── Data lines ──

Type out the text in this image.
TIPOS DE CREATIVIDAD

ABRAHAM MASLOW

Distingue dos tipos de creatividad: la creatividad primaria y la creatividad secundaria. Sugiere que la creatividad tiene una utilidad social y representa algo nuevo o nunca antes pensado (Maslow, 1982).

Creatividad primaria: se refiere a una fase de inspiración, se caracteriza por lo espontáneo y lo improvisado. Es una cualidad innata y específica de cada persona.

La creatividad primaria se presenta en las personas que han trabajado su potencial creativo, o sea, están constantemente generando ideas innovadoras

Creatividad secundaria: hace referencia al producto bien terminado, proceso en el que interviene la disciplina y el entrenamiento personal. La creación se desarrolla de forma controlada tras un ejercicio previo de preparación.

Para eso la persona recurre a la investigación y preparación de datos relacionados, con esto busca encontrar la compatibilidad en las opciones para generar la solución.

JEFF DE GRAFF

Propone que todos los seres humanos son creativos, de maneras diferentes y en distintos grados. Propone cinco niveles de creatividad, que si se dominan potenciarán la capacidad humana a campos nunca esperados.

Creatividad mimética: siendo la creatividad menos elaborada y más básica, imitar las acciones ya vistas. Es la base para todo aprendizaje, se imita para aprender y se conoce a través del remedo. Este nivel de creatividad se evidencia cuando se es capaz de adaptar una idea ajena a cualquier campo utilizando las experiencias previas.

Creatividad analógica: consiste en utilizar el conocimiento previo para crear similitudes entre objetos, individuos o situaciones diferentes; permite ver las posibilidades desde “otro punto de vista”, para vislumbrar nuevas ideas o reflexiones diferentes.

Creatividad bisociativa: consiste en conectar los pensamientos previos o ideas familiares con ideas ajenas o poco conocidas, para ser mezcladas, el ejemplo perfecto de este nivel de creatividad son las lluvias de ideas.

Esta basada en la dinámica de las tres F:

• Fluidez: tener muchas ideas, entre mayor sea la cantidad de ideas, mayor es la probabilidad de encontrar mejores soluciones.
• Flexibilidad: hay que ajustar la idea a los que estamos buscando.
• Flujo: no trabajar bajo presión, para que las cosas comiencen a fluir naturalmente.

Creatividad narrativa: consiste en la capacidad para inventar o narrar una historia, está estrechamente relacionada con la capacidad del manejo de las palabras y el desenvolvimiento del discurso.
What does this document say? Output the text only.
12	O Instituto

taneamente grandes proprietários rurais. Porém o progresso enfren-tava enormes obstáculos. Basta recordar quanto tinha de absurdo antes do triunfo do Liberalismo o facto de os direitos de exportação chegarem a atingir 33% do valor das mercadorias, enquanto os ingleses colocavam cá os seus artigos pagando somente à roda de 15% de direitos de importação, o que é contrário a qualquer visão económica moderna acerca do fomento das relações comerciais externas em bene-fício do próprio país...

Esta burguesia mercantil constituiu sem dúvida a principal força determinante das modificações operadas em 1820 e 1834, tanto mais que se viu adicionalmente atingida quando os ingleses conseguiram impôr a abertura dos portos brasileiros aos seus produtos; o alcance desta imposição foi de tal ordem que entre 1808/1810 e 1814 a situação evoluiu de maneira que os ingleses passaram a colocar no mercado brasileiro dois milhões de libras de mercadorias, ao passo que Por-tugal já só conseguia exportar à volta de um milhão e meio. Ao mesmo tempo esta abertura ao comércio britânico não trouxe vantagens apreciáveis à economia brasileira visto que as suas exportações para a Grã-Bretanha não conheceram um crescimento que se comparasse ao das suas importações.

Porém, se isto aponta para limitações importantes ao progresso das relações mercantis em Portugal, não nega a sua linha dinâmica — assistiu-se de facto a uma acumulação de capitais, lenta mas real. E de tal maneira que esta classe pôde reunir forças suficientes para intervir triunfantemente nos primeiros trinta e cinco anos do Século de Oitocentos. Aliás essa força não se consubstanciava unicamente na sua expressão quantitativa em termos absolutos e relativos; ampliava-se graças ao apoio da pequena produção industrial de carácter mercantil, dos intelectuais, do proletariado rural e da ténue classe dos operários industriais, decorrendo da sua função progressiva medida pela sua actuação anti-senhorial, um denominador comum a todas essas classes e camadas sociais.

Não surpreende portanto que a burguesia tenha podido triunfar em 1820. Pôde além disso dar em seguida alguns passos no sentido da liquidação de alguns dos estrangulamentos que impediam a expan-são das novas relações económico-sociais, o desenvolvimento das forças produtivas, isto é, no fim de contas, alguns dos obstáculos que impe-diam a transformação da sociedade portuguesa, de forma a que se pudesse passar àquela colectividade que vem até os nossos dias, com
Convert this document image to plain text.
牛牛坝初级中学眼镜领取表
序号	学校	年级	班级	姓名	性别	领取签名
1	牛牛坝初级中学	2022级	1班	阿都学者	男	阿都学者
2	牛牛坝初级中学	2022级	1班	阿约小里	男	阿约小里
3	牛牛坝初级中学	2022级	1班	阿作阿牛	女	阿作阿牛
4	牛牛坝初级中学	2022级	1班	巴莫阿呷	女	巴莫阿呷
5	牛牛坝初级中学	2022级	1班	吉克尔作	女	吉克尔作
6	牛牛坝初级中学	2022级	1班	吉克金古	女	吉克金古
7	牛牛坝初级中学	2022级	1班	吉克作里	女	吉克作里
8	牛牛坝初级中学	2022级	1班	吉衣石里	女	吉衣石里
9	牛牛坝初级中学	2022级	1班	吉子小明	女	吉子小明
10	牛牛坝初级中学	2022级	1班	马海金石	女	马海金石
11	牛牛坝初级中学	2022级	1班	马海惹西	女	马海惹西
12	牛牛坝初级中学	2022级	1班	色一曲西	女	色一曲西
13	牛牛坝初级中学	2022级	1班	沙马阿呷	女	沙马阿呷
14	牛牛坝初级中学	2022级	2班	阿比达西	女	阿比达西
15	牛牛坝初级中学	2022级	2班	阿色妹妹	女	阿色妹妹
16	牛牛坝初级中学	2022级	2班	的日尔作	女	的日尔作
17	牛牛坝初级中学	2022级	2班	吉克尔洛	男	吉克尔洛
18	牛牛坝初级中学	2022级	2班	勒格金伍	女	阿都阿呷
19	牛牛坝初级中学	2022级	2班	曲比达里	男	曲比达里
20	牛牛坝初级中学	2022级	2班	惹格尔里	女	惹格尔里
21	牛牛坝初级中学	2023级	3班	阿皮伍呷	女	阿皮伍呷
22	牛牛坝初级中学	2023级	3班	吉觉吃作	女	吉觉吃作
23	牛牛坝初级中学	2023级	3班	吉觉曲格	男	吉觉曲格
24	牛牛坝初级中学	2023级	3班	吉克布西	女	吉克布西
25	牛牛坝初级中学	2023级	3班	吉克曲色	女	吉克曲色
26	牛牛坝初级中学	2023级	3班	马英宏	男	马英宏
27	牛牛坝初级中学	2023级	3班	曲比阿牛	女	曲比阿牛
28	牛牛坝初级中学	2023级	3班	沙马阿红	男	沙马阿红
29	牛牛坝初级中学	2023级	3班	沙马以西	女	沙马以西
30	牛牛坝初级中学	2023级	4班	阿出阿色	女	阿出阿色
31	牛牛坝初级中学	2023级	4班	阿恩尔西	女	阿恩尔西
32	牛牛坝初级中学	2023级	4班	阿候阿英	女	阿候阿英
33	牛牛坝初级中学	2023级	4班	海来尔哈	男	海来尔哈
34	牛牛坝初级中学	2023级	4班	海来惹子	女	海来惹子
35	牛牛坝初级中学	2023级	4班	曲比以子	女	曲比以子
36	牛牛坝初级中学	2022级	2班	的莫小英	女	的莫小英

───

● Brief:
Only lines that contain the word "secundaria" are wanted; copy each of them.

● Complete answer:
Distingue dos tipos de creatividad: la creatividad primaria y la creatividad secundaria. Sugiere que la creatividad tiene una utilidad social y representa algo nuevo o nunca antes pensado (Maslow, 1982).
Creatividad secundaria: hace referencia al producto bien terminado, proceso en el que interviene la disciplina y el entrenamiento personal. La creación se desarrolla de forma controlada tras un ejercicio previo de preparación.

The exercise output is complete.